- Directions for this task: Copy out every line in the entries below that includes "vercel".

- Record excerpts:
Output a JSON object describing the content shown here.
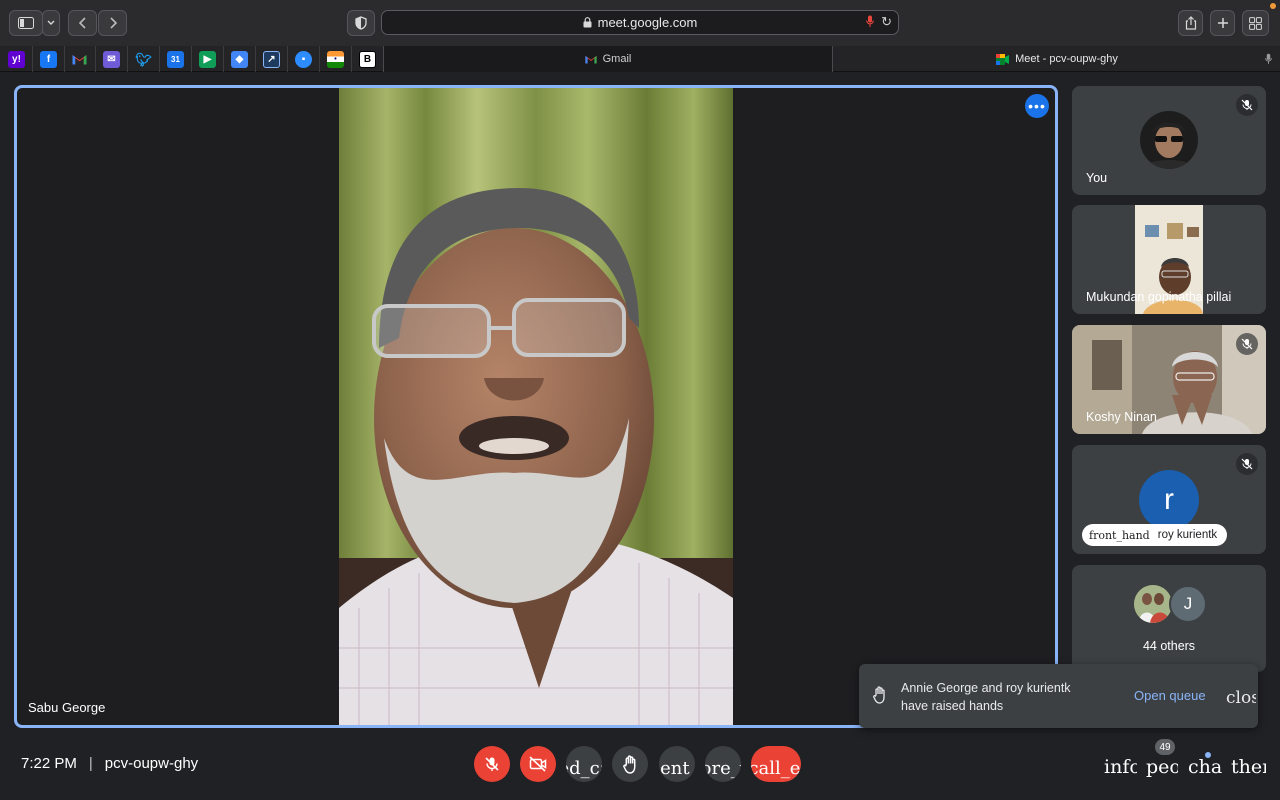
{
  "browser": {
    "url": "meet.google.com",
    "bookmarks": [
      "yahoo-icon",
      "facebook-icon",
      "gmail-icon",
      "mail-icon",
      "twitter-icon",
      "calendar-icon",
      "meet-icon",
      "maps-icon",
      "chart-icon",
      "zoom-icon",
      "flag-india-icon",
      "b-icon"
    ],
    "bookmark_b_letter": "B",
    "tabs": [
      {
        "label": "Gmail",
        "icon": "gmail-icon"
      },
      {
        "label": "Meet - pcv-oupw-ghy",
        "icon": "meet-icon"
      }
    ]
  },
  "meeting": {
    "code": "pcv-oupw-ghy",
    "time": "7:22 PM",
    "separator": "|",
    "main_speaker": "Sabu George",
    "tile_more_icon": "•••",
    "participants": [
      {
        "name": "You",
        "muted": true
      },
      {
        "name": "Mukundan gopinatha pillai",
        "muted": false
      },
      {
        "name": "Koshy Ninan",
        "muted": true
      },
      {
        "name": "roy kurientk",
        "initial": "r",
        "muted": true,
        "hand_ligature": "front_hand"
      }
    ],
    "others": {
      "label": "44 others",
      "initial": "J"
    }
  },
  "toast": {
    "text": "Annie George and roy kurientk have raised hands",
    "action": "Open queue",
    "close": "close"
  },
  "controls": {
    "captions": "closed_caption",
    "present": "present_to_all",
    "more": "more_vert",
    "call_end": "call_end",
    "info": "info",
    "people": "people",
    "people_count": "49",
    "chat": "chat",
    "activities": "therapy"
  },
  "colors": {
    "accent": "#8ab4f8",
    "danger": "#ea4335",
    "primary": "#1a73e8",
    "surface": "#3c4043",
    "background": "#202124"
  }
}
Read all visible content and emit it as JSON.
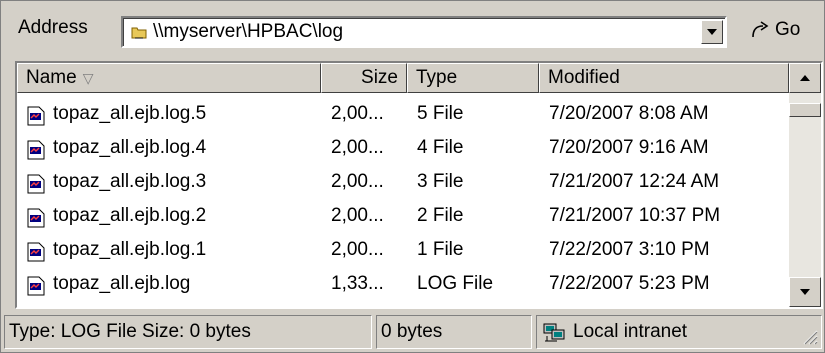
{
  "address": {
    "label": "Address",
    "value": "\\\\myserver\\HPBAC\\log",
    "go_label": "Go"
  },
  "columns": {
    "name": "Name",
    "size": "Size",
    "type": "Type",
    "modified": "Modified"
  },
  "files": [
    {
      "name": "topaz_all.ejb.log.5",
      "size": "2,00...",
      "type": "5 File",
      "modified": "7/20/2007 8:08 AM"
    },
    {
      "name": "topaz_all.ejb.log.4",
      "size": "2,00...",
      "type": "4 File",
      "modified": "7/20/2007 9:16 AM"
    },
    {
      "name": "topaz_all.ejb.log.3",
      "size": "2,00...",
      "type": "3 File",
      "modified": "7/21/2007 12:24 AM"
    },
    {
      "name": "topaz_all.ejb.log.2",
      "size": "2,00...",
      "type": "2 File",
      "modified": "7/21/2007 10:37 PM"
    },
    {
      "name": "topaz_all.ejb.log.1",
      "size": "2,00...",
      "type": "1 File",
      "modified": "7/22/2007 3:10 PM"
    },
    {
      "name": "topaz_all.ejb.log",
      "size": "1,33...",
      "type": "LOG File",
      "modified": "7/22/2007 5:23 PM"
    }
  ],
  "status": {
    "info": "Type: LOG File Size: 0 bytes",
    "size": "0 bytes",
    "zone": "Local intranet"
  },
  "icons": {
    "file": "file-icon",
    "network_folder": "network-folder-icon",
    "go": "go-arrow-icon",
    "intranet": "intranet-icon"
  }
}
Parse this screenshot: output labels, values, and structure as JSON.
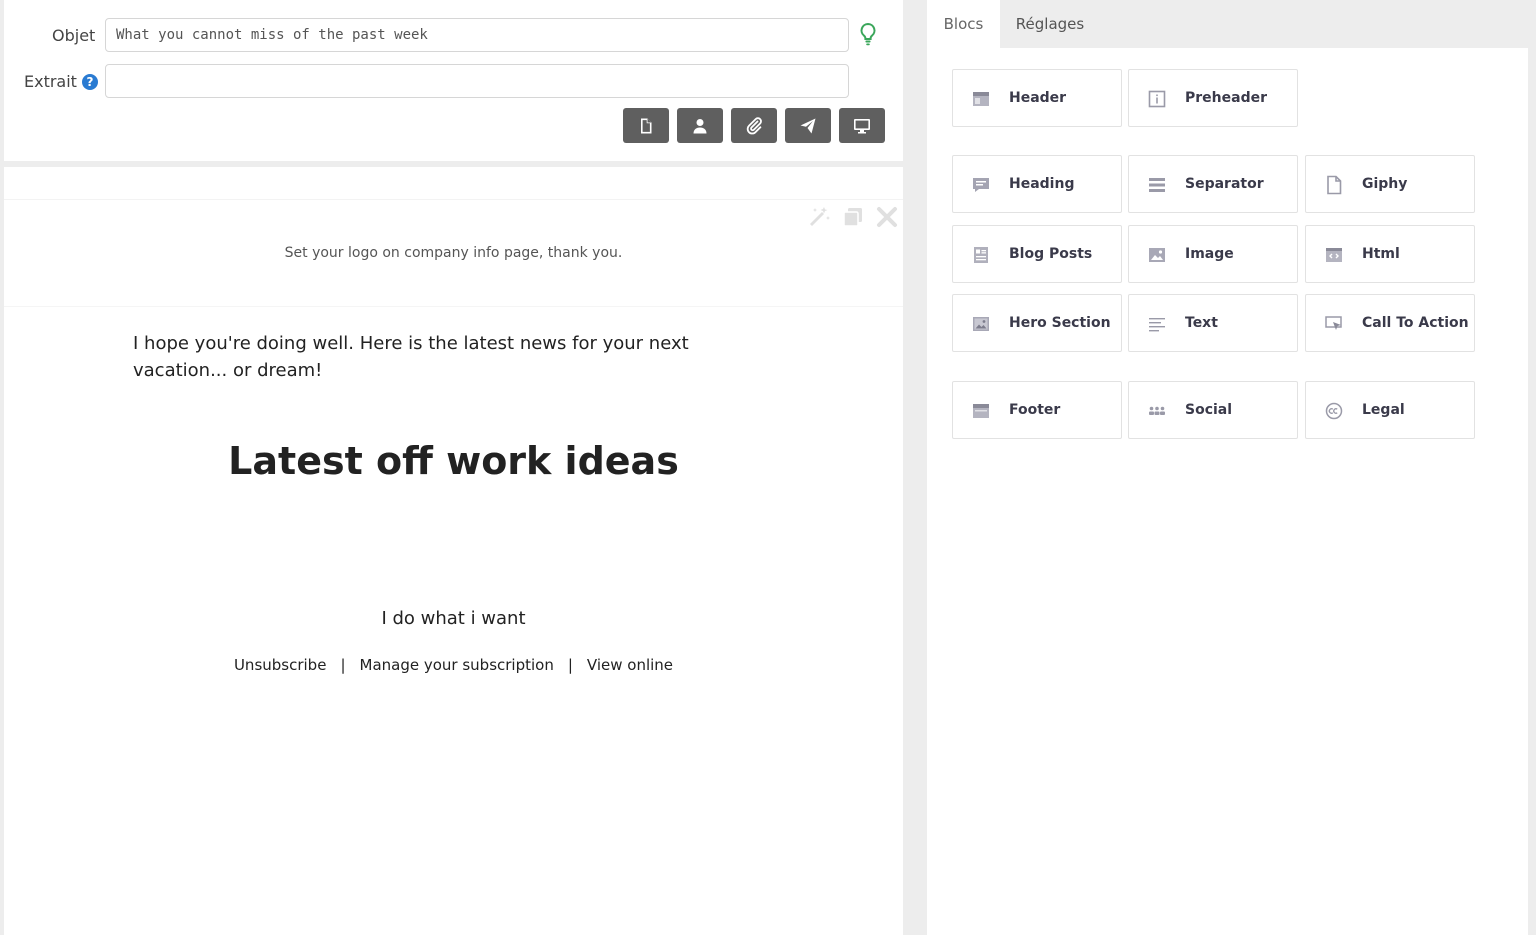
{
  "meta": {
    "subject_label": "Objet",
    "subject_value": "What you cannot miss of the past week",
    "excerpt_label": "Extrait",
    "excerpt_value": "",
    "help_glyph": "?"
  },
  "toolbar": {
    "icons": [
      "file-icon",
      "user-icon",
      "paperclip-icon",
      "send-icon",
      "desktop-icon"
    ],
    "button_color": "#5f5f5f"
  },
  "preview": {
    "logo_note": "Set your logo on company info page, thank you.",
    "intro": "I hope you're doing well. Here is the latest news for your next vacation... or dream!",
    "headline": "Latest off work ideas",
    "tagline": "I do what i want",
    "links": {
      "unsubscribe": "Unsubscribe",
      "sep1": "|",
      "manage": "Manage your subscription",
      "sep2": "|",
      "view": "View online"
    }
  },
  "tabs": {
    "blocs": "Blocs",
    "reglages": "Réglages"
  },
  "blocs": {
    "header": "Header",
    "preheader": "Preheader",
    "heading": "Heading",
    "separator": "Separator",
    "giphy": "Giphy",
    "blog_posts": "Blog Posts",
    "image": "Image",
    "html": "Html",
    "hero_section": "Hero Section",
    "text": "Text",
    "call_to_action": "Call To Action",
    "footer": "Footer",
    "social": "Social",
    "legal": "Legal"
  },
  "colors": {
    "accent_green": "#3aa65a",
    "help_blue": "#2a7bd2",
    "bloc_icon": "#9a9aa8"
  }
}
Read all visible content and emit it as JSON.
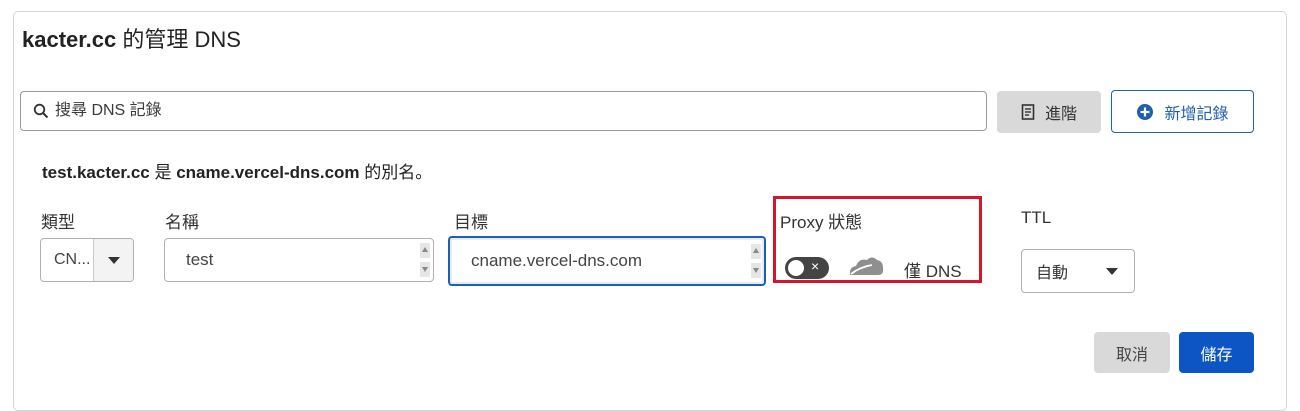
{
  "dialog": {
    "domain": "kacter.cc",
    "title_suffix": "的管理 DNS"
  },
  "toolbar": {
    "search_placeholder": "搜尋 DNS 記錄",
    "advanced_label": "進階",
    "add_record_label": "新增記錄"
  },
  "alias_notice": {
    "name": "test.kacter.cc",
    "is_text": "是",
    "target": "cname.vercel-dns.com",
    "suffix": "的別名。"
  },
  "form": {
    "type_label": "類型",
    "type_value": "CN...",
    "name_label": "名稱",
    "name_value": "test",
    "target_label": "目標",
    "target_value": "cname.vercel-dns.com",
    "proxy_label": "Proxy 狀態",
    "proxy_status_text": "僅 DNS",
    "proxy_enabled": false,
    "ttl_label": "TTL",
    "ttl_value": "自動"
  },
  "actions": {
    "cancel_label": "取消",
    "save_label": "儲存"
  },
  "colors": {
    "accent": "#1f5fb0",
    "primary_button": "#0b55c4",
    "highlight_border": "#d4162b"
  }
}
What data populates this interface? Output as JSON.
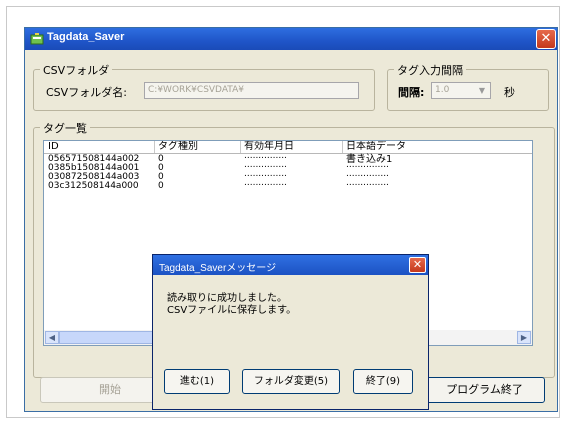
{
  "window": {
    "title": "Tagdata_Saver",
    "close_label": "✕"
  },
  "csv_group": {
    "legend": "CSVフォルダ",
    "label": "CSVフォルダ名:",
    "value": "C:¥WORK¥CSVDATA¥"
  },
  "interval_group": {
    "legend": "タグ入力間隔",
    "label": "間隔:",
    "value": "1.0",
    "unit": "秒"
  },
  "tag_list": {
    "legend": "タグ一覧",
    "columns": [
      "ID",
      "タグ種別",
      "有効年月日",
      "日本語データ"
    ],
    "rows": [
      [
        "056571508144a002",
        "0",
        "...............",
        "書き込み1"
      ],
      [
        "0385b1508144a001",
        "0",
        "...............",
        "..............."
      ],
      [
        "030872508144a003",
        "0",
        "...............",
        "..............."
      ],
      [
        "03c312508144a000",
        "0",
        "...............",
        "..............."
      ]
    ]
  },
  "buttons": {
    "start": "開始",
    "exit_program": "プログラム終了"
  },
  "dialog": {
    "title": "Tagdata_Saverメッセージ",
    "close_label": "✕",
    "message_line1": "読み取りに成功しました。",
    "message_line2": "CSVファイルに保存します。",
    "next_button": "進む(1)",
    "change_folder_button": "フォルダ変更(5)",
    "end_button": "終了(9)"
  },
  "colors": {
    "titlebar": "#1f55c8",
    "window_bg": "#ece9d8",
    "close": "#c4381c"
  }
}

- Written response:
    "target": "cname.vercel-dns.com",
    "target_value": "cname.vercel-dns.com",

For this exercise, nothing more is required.